======== MATERIAL SHOWN

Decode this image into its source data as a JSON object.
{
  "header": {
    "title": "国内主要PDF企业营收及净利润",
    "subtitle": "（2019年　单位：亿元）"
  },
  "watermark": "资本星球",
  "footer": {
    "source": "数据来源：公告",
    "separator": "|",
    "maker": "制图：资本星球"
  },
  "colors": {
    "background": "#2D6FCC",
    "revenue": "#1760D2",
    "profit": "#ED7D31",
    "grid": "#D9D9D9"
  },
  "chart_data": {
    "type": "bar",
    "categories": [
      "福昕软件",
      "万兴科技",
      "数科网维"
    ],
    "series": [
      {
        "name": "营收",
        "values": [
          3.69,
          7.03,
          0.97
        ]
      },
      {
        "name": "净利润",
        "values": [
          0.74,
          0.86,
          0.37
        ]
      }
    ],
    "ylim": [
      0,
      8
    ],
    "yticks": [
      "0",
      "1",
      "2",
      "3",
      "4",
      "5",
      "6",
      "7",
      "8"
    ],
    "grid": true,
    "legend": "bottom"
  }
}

================
======== MATERIAL SHOWN

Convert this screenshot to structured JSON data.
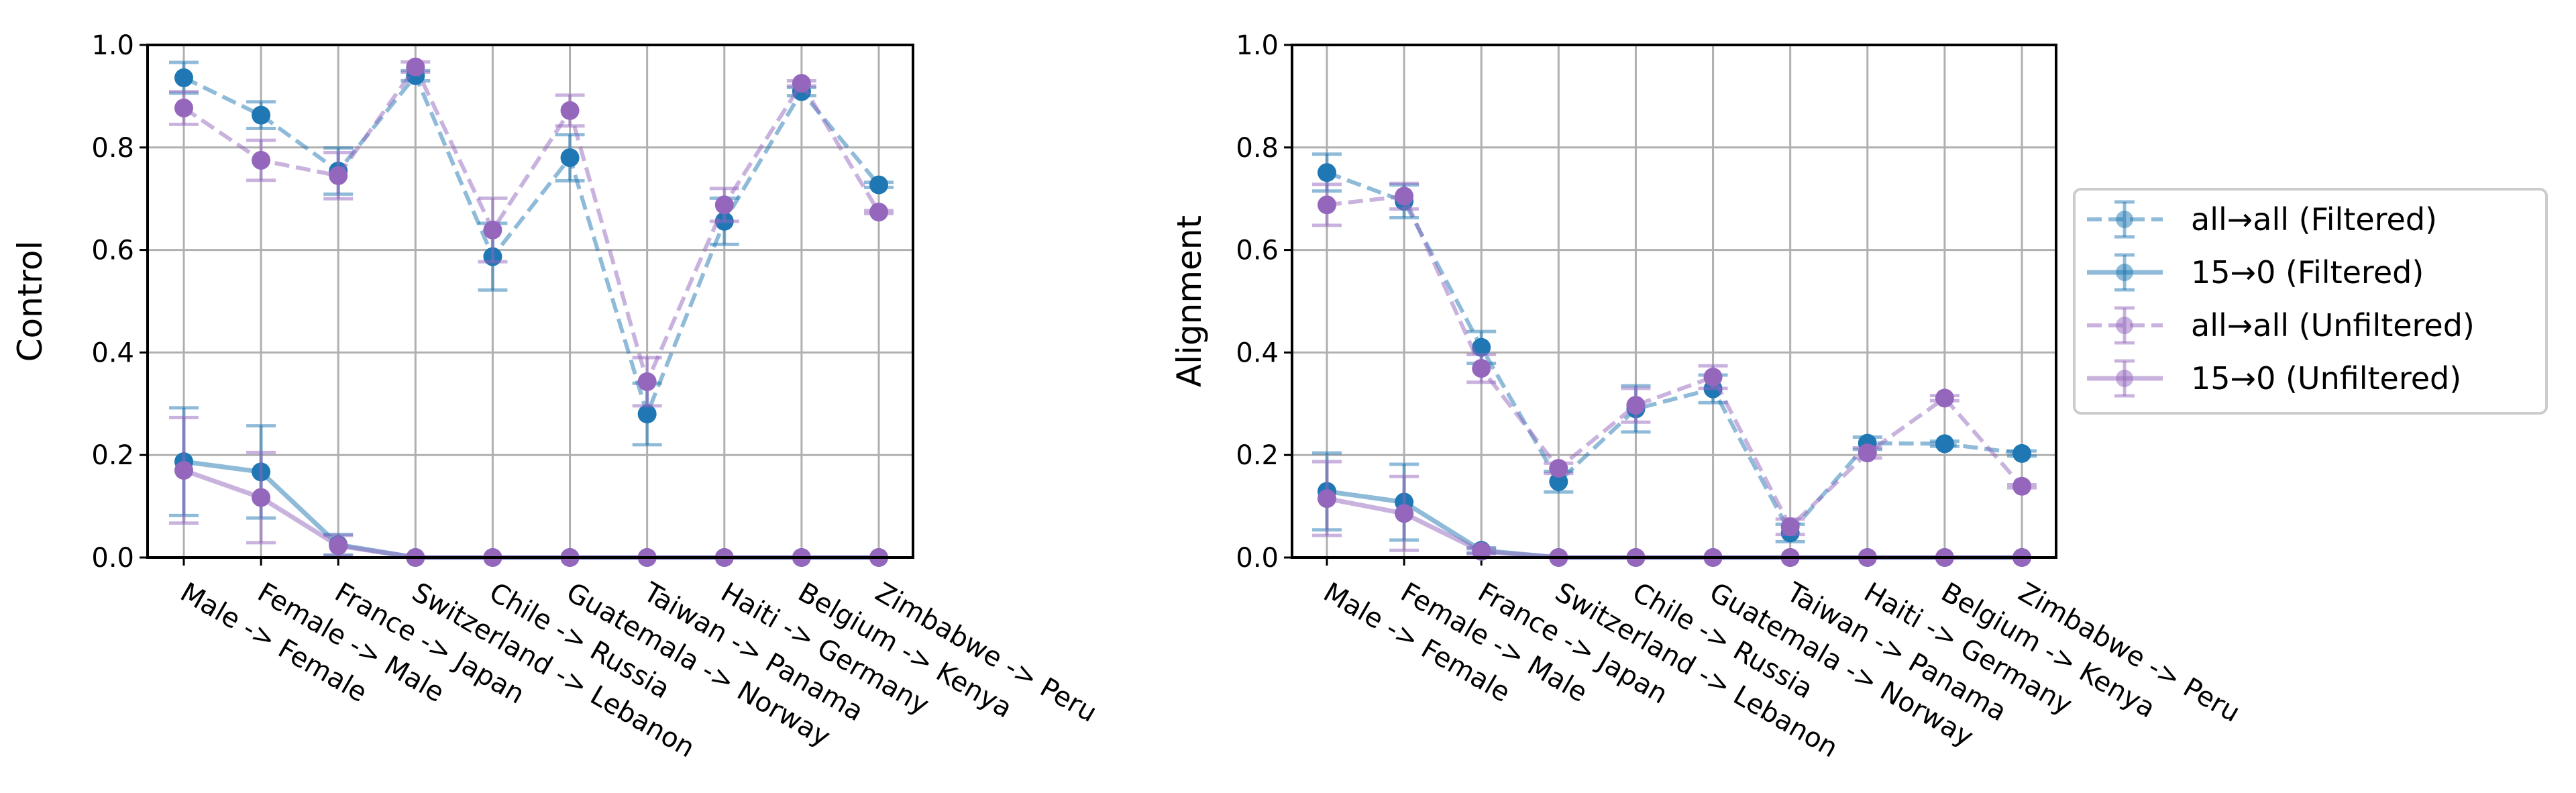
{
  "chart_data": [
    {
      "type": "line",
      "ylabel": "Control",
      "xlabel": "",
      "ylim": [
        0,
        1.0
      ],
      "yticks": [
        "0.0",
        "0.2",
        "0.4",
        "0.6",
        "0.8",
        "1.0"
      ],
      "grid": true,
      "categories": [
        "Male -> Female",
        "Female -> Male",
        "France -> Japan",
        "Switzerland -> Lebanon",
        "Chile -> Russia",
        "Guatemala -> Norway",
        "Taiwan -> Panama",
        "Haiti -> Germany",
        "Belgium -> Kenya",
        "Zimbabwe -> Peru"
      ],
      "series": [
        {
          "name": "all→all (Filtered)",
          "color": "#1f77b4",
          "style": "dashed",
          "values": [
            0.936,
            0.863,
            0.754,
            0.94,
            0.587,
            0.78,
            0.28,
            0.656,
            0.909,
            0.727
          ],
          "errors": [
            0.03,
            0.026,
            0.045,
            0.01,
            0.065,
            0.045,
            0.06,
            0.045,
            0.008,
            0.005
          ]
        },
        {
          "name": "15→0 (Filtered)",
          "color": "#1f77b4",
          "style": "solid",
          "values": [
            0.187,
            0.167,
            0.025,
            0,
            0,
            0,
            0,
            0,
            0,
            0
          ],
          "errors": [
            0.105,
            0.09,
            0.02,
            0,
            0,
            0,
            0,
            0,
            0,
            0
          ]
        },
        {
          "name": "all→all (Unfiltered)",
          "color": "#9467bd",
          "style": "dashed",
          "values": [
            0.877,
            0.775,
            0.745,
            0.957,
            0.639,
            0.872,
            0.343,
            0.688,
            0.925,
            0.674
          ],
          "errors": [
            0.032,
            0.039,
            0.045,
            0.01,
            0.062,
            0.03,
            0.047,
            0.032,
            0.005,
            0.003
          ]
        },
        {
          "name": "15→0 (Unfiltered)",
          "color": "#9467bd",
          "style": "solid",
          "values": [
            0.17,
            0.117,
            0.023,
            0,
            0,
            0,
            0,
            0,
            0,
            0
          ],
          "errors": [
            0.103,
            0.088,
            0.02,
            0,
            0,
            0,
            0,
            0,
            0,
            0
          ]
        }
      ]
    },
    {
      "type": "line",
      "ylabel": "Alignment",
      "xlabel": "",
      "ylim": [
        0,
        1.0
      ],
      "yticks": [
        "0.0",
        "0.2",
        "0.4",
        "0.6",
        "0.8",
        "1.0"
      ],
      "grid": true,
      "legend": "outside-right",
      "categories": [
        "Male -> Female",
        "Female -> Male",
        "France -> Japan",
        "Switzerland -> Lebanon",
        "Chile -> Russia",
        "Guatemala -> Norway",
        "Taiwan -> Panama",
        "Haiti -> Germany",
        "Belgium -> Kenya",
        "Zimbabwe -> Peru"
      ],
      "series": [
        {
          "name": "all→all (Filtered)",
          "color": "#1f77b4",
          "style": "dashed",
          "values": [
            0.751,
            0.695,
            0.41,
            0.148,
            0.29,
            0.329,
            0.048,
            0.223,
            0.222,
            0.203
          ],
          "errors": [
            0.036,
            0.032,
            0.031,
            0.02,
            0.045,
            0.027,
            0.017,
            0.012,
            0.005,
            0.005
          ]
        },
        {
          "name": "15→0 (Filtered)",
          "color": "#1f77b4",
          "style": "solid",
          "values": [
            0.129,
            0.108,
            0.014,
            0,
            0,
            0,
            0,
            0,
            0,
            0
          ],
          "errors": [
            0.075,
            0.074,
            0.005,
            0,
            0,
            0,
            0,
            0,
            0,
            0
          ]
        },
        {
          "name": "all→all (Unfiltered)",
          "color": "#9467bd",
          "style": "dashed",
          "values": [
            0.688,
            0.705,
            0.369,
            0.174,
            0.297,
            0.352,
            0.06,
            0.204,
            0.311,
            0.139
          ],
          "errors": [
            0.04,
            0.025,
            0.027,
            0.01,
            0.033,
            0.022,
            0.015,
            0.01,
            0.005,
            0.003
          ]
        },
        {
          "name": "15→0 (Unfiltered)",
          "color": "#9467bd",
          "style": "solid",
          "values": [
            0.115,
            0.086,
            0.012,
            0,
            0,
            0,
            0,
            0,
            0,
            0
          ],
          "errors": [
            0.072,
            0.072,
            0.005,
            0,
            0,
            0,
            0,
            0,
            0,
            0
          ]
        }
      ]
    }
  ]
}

================
======== MATERIAL SHOWN

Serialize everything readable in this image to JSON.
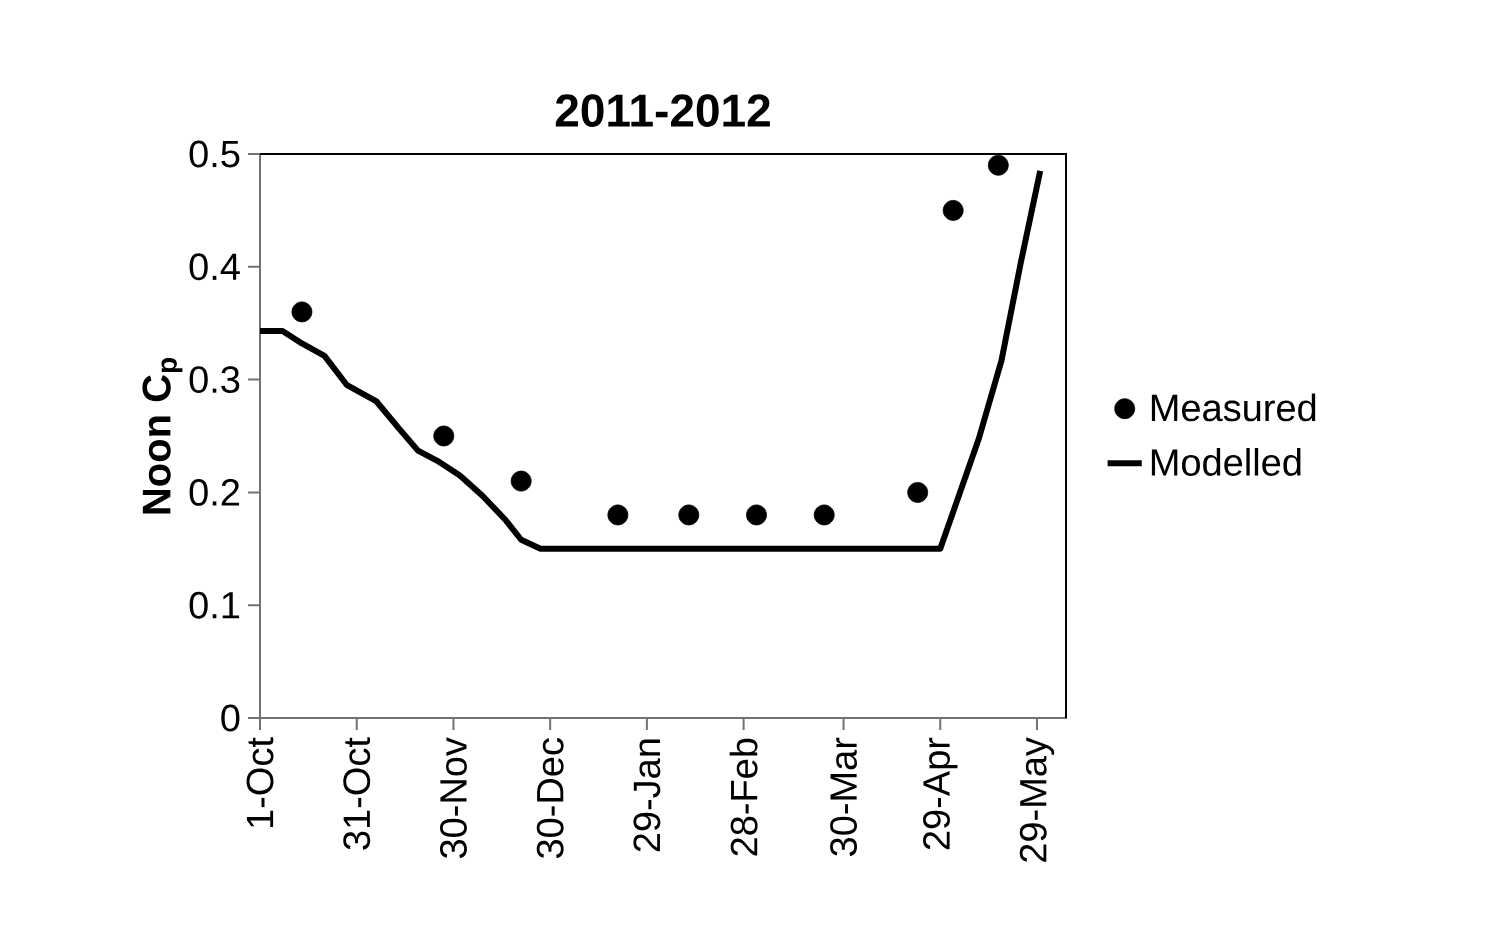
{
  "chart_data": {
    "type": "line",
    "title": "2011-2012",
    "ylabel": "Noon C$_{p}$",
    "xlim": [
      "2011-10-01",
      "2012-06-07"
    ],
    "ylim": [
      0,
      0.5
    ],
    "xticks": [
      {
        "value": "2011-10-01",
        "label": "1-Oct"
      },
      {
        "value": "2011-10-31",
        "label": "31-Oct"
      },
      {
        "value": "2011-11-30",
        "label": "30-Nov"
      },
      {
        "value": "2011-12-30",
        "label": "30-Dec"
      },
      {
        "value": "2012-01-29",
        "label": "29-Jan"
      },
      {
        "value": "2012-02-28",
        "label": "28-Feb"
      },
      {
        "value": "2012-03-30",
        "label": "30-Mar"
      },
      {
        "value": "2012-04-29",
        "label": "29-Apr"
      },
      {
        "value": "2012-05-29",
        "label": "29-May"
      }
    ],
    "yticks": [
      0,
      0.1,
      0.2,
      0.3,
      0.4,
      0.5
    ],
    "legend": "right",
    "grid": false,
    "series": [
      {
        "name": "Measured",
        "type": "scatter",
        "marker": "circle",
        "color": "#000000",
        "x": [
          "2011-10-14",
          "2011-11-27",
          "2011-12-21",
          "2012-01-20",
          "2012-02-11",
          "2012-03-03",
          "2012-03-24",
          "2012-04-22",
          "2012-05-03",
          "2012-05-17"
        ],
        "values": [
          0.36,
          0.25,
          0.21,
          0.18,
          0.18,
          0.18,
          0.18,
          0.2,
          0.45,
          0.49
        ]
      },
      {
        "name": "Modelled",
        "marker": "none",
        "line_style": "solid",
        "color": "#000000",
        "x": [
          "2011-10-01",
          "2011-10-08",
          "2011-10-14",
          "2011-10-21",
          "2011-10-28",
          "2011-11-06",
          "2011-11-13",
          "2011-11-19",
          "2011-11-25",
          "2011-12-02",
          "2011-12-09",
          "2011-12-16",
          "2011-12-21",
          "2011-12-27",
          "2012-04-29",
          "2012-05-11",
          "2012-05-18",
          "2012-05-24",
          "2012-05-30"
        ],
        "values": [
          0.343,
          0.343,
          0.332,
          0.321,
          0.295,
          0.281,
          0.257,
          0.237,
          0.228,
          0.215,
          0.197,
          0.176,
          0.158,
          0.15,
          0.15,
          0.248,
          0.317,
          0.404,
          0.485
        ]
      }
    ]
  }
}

================

■ **TASK REQUIREMENTS**
Using the entries above, return each line that includes the word "type".

■ **WORKED ANSWER**
    "type": "bar",
      "type": "line",
      "type": "line",
    "type": "line",
        "type": "scatter",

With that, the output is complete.